> WORK REQUIRED:
Present each line of the entries below that holds the word "Üstel".

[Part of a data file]
-- begin --

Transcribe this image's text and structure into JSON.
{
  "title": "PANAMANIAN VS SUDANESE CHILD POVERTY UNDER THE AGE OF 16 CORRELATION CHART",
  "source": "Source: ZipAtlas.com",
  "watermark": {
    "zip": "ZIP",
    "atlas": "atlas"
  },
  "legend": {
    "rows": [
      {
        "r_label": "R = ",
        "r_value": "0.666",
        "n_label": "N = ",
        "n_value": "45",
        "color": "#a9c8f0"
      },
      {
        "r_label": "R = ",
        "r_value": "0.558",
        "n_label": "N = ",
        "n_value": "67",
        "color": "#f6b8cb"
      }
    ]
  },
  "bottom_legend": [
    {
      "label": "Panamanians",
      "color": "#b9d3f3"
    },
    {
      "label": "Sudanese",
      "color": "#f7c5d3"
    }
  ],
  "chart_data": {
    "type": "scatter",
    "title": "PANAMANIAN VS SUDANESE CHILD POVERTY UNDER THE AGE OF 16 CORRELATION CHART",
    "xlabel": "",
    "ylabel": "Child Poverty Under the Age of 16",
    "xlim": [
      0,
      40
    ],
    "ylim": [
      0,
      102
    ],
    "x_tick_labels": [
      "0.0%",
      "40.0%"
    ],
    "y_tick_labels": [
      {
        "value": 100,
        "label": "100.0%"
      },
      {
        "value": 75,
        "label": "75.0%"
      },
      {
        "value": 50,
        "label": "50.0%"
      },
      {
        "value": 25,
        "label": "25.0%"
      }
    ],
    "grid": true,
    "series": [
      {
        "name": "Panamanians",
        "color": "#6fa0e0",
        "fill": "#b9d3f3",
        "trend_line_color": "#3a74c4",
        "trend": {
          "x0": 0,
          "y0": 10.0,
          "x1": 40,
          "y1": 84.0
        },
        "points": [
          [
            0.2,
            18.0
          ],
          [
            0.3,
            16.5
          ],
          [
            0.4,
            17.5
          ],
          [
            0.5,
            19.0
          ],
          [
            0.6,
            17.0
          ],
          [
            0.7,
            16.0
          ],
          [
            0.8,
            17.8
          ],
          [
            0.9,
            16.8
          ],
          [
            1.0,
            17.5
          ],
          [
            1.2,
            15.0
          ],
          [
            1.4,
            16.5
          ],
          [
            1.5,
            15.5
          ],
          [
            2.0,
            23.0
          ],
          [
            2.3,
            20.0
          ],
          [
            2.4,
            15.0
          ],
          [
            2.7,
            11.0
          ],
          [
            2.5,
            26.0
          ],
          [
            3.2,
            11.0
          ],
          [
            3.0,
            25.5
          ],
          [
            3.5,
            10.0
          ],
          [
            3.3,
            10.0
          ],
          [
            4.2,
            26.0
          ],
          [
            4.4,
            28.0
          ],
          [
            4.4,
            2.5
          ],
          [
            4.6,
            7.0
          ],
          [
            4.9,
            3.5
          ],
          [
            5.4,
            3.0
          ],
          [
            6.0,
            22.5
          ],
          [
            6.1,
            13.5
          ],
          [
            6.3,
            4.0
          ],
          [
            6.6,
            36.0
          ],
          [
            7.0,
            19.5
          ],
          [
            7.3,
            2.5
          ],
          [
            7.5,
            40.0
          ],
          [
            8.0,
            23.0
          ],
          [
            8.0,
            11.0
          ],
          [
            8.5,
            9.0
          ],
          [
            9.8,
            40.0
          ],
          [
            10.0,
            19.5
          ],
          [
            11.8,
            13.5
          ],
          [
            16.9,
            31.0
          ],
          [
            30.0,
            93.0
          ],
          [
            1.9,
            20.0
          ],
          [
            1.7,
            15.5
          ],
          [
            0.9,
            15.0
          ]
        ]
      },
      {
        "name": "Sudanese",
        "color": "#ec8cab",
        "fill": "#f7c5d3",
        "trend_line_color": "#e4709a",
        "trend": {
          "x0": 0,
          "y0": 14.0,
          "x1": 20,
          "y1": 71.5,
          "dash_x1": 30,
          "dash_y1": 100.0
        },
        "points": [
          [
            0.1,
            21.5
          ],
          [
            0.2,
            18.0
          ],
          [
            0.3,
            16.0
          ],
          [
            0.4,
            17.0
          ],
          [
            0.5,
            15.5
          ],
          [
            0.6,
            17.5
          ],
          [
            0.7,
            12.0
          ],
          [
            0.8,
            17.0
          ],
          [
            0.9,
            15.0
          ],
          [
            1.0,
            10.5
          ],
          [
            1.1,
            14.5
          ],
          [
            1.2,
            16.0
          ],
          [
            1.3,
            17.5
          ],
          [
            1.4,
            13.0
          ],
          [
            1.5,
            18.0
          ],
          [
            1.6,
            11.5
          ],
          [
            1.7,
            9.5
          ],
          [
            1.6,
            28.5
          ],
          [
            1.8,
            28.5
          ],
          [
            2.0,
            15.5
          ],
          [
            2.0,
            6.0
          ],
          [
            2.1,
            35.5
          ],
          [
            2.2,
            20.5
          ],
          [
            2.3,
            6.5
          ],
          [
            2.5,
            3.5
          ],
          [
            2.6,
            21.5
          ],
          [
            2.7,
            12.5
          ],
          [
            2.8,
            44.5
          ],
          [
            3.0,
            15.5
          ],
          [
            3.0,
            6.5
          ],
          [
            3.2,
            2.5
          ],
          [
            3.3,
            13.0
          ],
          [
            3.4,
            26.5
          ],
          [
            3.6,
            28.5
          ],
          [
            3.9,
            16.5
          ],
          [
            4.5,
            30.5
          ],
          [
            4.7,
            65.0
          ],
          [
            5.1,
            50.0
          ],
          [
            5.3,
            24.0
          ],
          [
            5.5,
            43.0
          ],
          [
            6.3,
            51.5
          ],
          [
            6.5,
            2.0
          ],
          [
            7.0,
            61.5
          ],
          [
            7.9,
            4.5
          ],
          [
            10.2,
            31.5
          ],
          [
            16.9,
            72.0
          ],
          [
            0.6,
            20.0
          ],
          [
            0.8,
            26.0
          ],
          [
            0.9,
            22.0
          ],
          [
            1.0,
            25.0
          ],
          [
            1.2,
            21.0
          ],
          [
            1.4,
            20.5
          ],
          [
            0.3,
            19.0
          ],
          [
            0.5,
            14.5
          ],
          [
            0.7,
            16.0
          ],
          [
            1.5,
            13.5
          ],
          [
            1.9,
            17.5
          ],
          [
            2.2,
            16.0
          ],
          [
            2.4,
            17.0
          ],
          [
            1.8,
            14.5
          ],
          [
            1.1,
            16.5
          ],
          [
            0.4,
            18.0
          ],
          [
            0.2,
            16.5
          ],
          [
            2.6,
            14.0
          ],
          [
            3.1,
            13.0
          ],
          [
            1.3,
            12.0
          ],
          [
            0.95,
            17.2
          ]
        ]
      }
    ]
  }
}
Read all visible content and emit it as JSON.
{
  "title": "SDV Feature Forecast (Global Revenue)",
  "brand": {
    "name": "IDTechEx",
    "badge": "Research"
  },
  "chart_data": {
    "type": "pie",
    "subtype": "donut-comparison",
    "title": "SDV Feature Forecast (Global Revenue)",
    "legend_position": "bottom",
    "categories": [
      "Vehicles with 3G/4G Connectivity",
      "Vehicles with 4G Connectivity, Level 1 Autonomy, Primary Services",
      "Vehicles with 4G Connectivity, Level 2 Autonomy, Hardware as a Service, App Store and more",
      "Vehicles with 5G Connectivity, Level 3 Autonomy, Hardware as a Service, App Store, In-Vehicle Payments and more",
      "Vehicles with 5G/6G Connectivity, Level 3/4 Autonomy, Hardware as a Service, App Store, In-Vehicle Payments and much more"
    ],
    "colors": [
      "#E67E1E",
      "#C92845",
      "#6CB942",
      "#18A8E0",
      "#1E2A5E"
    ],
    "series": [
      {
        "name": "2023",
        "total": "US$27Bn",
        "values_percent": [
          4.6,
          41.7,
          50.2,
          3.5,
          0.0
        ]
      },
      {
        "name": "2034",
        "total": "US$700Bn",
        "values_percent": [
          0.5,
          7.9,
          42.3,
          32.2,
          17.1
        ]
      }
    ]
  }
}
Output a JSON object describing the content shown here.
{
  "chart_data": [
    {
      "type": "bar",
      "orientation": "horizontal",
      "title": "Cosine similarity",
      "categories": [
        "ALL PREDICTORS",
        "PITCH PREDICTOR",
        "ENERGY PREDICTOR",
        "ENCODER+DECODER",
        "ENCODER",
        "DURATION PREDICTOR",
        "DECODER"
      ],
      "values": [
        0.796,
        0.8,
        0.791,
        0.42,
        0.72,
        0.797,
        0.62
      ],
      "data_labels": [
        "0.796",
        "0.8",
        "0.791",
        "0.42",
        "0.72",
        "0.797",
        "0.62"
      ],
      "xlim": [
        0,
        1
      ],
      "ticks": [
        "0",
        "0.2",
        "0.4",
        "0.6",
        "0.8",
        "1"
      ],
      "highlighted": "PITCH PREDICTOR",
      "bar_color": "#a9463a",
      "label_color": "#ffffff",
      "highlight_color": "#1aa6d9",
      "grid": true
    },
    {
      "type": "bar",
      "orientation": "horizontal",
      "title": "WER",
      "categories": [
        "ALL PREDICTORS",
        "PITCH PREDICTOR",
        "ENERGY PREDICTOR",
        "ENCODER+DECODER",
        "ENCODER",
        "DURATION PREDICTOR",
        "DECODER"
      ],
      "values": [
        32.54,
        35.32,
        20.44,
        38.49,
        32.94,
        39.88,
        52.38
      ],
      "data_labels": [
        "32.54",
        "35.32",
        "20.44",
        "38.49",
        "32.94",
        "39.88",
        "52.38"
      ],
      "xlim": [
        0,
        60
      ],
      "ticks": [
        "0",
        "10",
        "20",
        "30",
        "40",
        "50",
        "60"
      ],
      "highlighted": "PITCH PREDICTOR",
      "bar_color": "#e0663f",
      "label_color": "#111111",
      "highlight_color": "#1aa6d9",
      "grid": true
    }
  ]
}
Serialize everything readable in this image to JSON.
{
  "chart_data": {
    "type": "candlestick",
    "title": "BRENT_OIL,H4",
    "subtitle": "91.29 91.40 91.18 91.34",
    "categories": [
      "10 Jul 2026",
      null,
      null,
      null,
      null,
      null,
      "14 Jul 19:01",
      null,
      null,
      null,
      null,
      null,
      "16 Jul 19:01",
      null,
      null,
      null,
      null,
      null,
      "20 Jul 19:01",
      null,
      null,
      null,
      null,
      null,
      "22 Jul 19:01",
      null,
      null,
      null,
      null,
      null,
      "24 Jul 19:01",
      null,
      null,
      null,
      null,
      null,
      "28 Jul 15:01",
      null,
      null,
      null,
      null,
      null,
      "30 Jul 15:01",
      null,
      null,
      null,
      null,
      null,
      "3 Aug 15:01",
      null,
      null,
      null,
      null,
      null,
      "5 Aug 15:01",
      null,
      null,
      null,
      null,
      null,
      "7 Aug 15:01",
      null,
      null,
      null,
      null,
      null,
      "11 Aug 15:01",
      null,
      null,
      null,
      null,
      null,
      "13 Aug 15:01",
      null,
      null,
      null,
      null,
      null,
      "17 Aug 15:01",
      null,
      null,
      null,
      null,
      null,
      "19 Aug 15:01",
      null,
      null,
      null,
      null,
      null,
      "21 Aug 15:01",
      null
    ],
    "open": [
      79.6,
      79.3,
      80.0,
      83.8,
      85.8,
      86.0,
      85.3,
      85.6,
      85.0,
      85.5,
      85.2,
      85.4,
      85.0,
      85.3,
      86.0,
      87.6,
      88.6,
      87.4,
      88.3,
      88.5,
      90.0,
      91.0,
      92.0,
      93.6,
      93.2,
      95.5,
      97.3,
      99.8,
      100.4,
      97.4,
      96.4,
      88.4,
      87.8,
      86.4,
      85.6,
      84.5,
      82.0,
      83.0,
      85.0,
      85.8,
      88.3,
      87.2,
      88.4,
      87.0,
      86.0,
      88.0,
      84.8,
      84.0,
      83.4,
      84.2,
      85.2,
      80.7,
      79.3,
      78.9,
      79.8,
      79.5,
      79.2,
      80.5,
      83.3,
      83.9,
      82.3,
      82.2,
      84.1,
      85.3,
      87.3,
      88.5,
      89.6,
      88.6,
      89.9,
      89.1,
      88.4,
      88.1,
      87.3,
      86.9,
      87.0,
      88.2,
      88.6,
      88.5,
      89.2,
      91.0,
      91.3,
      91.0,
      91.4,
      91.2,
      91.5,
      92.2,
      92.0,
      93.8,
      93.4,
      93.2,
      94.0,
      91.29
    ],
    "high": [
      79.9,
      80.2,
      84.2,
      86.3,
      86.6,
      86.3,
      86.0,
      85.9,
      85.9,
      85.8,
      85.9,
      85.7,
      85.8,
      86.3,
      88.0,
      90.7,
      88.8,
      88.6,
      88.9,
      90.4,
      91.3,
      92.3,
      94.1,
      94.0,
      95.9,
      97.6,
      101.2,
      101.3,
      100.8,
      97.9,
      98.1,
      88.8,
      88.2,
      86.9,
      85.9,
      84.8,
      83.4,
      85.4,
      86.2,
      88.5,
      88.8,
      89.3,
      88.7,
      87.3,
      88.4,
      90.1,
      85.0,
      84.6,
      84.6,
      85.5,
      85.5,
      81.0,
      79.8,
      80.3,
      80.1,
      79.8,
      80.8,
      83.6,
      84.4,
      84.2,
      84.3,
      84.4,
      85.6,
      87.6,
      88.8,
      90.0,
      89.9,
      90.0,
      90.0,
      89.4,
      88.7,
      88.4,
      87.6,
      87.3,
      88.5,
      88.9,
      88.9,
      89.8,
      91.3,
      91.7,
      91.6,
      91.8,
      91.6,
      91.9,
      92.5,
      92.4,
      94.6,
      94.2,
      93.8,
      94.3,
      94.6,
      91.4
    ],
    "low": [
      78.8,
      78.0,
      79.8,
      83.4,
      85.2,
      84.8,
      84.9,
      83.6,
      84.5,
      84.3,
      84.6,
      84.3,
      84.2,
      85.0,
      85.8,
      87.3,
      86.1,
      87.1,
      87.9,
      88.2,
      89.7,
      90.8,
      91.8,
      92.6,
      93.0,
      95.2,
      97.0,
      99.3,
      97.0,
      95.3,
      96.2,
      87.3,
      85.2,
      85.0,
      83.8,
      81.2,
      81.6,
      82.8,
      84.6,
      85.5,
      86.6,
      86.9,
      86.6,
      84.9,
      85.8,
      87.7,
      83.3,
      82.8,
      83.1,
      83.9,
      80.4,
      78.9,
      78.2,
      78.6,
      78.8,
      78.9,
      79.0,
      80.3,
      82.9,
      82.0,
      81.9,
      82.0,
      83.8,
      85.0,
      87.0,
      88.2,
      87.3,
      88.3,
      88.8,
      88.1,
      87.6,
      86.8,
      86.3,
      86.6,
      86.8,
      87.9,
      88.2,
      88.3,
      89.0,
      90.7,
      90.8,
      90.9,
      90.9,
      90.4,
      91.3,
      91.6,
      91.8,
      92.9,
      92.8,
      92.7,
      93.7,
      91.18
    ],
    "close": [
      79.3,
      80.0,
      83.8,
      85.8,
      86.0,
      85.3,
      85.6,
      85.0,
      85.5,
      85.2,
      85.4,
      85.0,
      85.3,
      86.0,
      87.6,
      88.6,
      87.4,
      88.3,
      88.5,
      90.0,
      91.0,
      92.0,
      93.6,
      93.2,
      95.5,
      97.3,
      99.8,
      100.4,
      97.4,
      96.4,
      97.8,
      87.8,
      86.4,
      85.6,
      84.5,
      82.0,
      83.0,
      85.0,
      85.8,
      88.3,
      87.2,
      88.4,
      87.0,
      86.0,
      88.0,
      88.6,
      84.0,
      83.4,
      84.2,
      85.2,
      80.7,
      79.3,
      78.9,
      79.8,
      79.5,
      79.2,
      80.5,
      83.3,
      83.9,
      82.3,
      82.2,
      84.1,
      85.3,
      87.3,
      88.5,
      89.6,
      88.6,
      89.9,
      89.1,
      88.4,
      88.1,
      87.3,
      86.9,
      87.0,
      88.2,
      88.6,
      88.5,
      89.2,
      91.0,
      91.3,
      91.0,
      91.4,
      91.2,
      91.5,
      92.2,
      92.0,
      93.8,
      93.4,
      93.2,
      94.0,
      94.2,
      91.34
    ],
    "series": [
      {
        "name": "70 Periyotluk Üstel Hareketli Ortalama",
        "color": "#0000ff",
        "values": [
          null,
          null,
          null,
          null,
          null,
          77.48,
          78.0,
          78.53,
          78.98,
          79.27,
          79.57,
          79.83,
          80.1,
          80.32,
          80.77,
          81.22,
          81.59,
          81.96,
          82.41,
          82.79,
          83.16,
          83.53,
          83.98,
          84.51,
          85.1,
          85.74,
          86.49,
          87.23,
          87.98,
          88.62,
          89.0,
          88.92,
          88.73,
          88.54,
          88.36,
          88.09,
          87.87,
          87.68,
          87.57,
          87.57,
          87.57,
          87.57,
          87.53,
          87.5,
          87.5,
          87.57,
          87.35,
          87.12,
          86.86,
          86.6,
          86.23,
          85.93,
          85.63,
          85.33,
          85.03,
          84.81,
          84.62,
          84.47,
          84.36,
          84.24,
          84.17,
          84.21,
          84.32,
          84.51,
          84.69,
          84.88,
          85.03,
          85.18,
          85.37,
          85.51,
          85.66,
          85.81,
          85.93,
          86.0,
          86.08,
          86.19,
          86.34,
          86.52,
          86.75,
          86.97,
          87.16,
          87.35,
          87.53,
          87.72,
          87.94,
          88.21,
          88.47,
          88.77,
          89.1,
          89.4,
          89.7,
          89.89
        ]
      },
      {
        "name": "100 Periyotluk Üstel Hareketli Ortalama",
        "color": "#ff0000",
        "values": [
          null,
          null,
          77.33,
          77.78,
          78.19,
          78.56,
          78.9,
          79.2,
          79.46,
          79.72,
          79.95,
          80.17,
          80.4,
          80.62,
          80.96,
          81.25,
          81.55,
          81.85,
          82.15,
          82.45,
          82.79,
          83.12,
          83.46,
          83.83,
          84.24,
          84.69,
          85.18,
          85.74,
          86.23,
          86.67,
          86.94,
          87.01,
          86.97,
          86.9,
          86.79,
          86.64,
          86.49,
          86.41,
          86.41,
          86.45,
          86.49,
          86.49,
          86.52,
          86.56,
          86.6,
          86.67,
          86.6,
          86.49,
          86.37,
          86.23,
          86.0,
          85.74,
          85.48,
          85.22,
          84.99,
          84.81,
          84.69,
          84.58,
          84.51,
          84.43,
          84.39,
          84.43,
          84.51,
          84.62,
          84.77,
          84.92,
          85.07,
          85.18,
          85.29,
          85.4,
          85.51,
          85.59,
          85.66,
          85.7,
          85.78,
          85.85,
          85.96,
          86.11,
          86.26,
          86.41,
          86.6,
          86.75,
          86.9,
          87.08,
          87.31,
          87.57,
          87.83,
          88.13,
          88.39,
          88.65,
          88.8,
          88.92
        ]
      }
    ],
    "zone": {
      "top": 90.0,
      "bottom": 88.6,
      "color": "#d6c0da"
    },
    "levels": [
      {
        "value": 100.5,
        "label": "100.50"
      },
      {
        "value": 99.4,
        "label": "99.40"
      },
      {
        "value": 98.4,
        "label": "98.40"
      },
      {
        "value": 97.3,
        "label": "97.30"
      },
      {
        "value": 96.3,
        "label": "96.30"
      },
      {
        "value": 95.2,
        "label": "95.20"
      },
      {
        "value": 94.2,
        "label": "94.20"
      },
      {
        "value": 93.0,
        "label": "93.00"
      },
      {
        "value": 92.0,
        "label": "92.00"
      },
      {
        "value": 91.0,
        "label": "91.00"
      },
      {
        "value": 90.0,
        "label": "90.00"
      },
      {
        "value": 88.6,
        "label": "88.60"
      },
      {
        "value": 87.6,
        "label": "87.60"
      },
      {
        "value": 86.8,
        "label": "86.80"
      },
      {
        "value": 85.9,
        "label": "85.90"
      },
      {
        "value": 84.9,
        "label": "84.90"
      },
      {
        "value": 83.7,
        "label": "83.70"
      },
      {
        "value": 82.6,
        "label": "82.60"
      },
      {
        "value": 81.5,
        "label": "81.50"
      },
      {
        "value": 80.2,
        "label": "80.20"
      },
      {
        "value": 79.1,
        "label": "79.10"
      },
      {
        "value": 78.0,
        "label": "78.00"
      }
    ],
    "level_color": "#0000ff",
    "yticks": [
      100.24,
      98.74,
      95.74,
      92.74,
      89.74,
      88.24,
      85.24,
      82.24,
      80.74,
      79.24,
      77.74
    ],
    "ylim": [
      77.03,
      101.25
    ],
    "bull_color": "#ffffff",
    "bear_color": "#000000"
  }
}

-- end --

> FINAL RESULT:
        "name": "70 Periyotluk Üstel Hareketli Ortalama",
        "name": "100 Periyotluk Üstel Hareketli Ortalama",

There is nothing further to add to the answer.